• MATERIALS PROVIDED:

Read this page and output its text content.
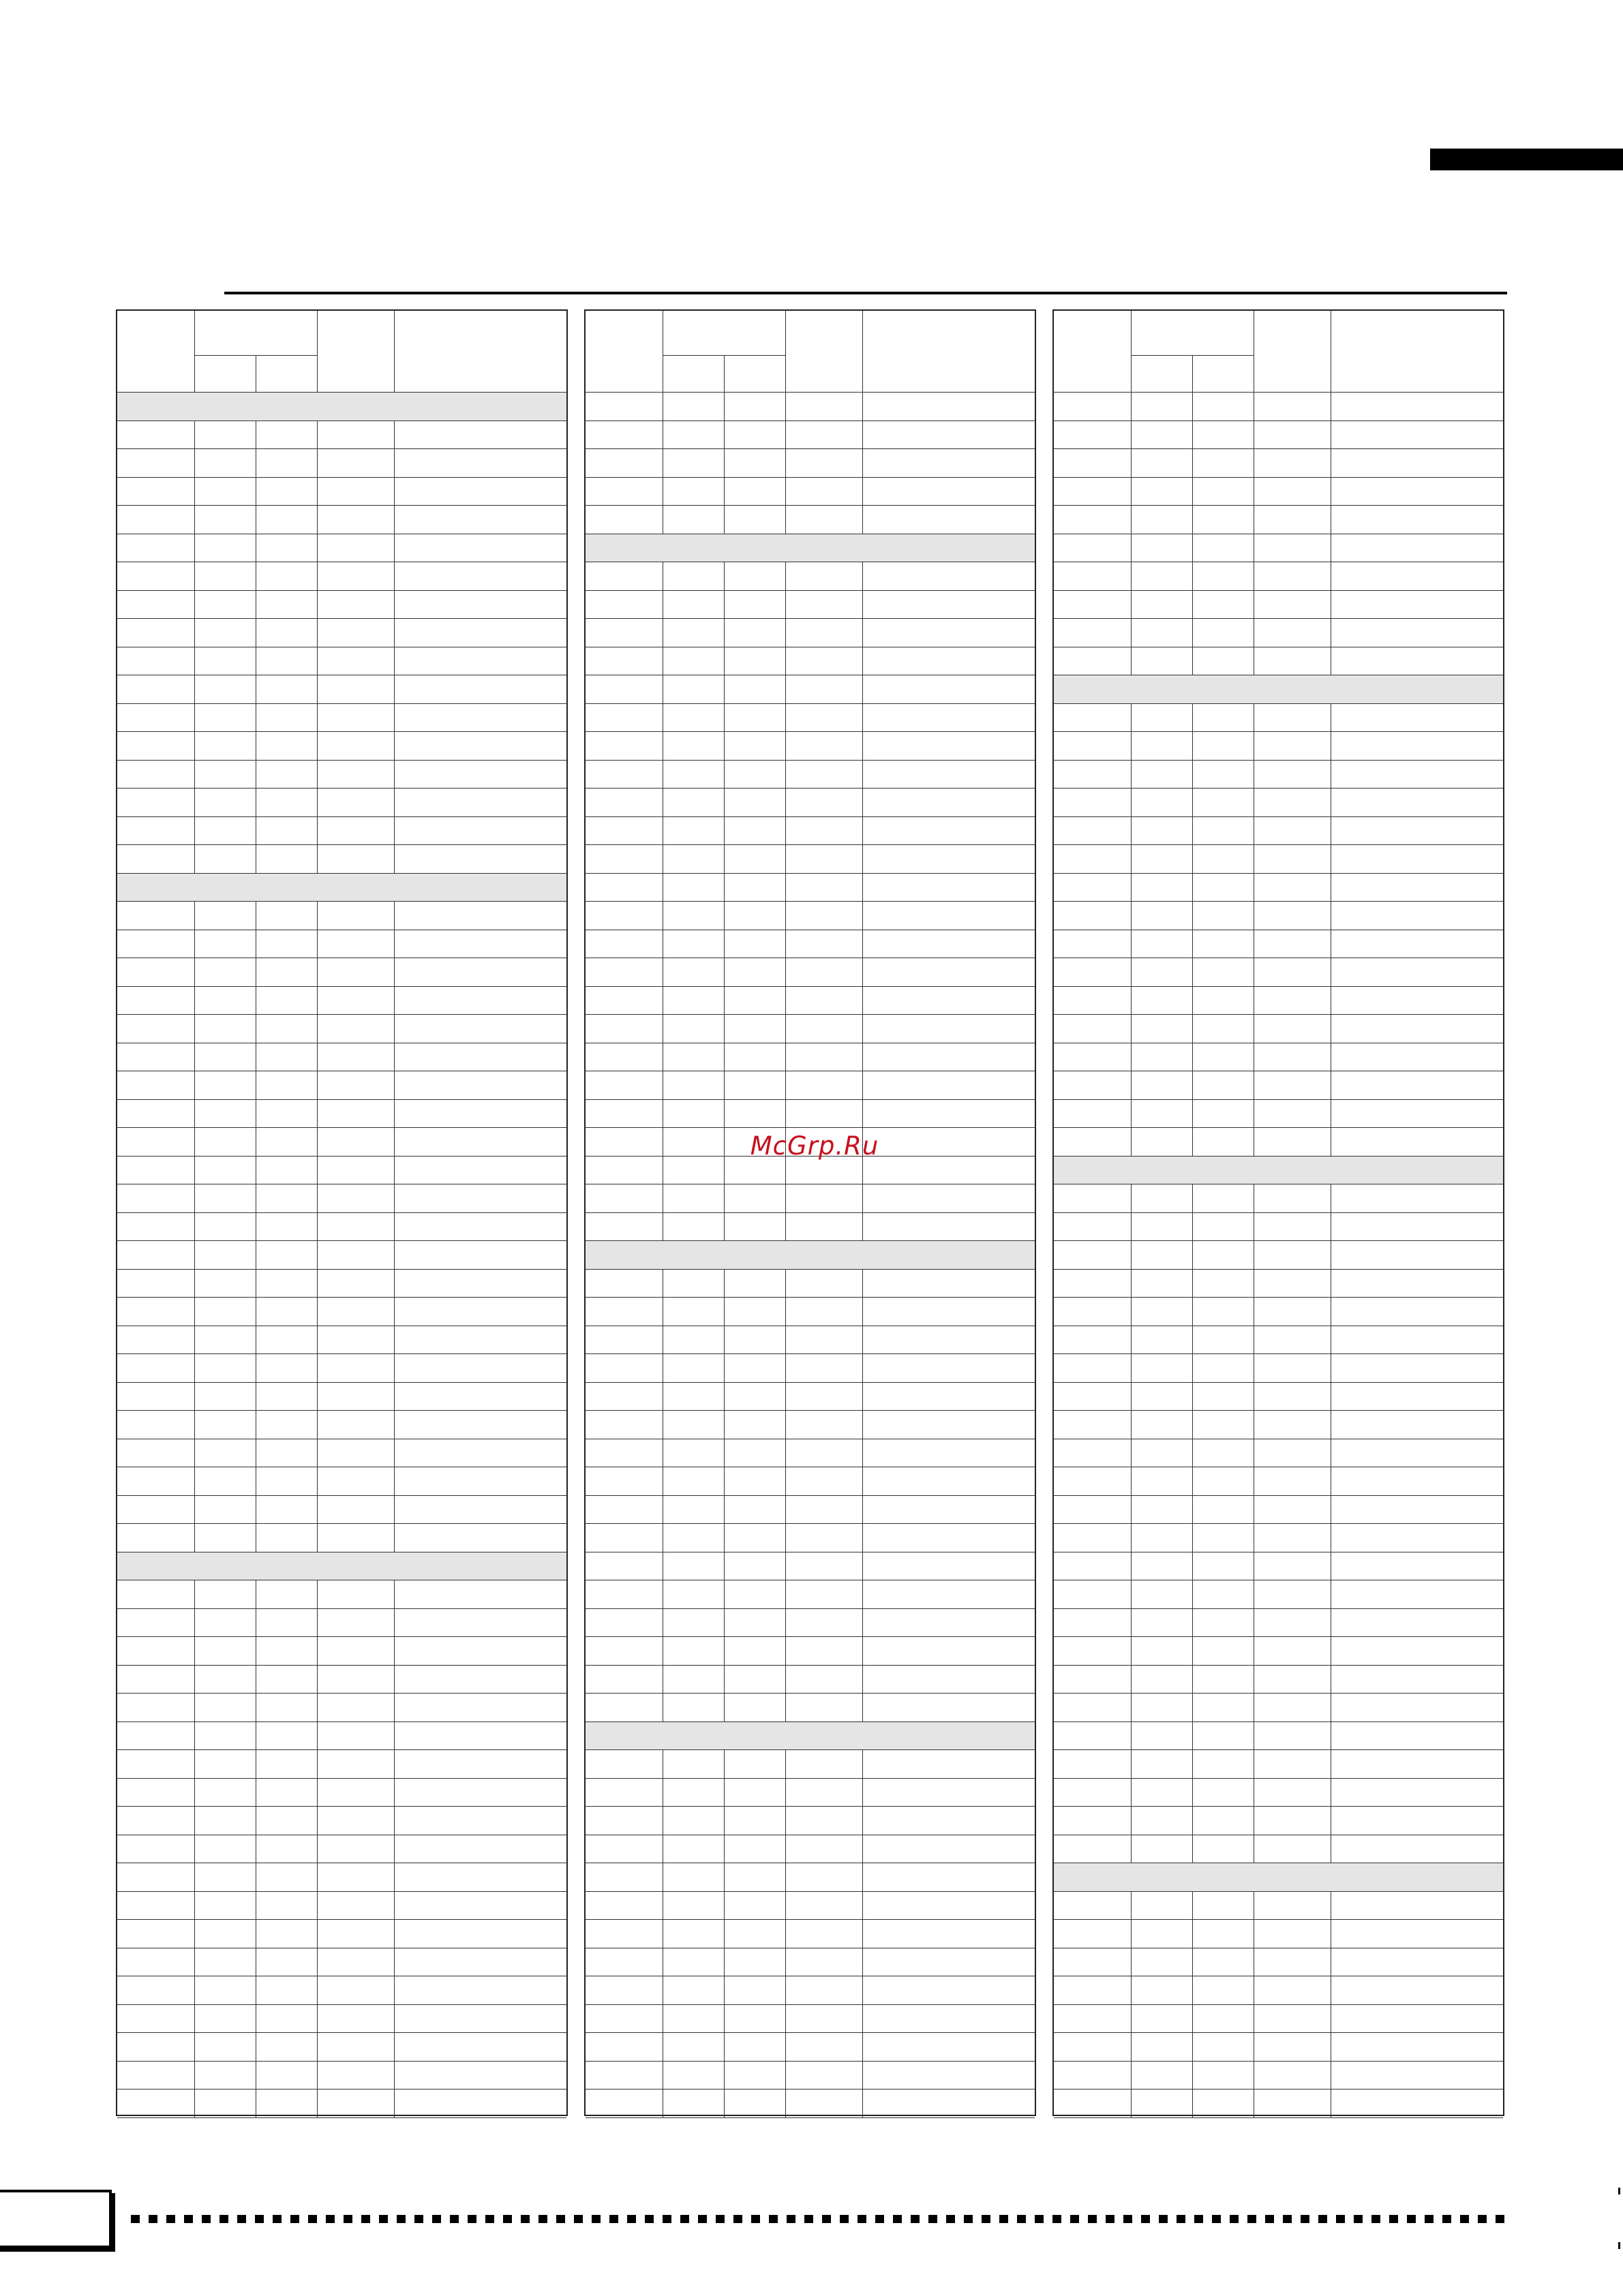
McGrp.Ru
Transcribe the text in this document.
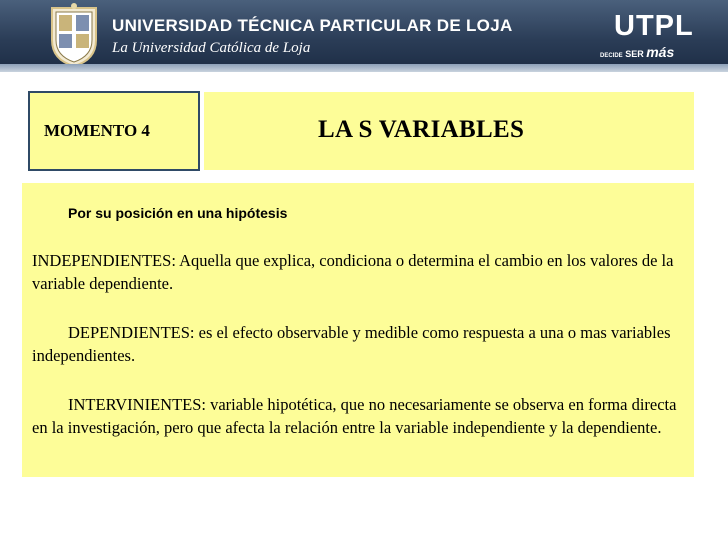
UNIVERSIDAD TÉCNICA PARTICULAR DE LOJA
La Universidad Católica de Loja
UTPL
DECIDE SER más
MOMENTO 4	LA S VARIABLES
Por su posición en una hipótesis
INDEPENDIENTES: Aquella que explica, condiciona o determina el cambio en los valores de la variable dependiente.
DEPENDIENTES: es el efecto observable y medible como respuesta a una o mas variables independientes.
INTERVINIENTES: variable hipotética, que no necesariamente se observa en forma directa en la investigación, pero que afecta la relación entre la variable independiente y la dependiente.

• TASK PROMPT: Go through the listing above and list every line that has the word "text".

• TASK SOLUTION:
Read this page and output its text content.
Transcribe the text in this document.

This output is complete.